• Given entries:
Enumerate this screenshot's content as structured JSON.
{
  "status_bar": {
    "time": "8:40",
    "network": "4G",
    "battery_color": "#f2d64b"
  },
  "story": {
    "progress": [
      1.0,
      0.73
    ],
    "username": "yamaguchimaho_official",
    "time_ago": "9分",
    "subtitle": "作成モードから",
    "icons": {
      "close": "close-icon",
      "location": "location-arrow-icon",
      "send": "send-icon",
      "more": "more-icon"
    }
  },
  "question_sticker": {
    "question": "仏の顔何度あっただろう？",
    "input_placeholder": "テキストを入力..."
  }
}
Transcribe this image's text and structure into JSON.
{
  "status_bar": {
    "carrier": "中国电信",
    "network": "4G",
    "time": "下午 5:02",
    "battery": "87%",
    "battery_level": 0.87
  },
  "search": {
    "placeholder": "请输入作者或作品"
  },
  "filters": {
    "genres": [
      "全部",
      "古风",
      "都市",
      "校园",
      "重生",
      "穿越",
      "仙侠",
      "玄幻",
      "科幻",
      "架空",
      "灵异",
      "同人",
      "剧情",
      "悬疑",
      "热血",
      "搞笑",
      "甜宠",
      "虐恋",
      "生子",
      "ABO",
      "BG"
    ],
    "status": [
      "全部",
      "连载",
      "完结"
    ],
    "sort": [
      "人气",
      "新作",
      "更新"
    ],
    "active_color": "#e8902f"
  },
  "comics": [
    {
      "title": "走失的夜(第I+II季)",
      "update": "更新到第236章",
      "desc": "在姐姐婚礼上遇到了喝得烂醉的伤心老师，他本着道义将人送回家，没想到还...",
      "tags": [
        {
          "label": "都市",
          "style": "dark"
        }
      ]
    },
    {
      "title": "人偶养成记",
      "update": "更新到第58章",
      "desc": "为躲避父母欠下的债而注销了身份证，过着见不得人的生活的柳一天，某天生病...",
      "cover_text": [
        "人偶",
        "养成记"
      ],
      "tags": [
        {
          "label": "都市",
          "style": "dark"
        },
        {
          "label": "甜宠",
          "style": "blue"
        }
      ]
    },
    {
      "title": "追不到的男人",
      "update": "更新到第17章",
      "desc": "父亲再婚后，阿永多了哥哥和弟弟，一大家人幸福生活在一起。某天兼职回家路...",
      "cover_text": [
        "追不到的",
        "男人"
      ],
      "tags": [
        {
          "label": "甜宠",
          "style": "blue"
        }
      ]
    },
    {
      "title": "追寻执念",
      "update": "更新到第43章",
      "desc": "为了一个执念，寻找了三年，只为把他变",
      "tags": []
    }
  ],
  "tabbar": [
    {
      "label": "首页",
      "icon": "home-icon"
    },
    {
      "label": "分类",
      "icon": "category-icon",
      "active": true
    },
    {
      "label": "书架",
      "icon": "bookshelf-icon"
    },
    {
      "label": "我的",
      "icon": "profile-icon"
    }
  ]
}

• Work instructions:
Without omitting anything, output the entries exactly.

• Final answer:
Enumerate this screenshot's content as structured JSON.
{
  "status_bar": {
    "time": "8:40",
    "network": "4G",
    "battery_color": "#f2d64b"
  },
  "story": {
    "progress": [
      1.0,
      0.73
    ],
    "username": "yamaguchimaho_official",
    "time_ago": "9分",
    "subtitle": "作成モードから",
    "icons": {
      "close": "close-icon",
      "location": "location-arrow-icon",
      "send": "send-icon",
      "more": "more-icon"
    }
  },
  "question_sticker": {
    "question": "仏の顔何度あっただろう？",
    "input_placeholder": "テキストを入力..."
  }
}
Transcribe this image's text and structure into JSON.
{
  "status_bar": {
    "carrier": "中国电信",
    "network": "4G",
    "time": "下午 5:02",
    "battery": "87%",
    "battery_level": 0.87
  },
  "search": {
    "placeholder": "请输入作者或作品"
  },
  "filters": {
    "genres": [
      "全部",
      "古风",
      "都市",
      "校园",
      "重生",
      "穿越",
      "仙侠",
      "玄幻",
      "科幻",
      "架空",
      "灵异",
      "同人",
      "剧情",
      "悬疑",
      "热血",
      "搞笑",
      "甜宠",
      "虐恋",
      "生子",
      "ABO",
      "BG"
    ],
    "status": [
      "全部",
      "连载",
      "完结"
    ],
    "sort": [
      "人气",
      "新作",
      "更新"
    ],
    "active_color": "#e8902f"
  },
  "comics": [
    {
      "title": "走失的夜(第I+II季)",
      "update": "更新到第236章",
      "desc": "在姐姐婚礼上遇到了喝得烂醉的伤心老师，他本着道义将人送回家，没想到还...",
      "tags": [
        {
          "label": "都市",
          "style": "dark"
        }
      ]
    },
    {
      "title": "人偶养成记",
      "update": "更新到第58章",
      "desc": "为躲避父母欠下的债而注销了身份证，过着见不得人的生活的柳一天，某天生病...",
      "cover_text": [
        "人偶",
        "养成记"
      ],
      "tags": [
        {
          "label": "都市",
          "style": "dark"
        },
        {
          "label": "甜宠",
          "style": "blue"
        }
      ]
    },
    {
      "title": "追不到的男人",
      "update": "更新到第17章",
      "desc": "父亲再婚后，阿永多了哥哥和弟弟，一大家人幸福生活在一起。某天兼职回家路...",
      "cover_text": [
        "追不到的",
        "男人"
      ],
      "tags": [
        {
          "label": "甜宠",
          "style": "blue"
        }
      ]
    },
    {
      "title": "追寻执念",
      "update": "更新到第43章",
      "desc": "为了一个执念，寻找了三年，只为把他变",
      "tags": []
    }
  ],
  "tabbar": [
    {
      "label": "首页",
      "icon": "home-icon"
    },
    {
      "label": "分类",
      "icon": "category-icon",
      "active": true
    },
    {
      "label": "书架",
      "icon": "bookshelf-icon"
    },
    {
      "label": "我的",
      "icon": "profile-icon"
    }
  ]
}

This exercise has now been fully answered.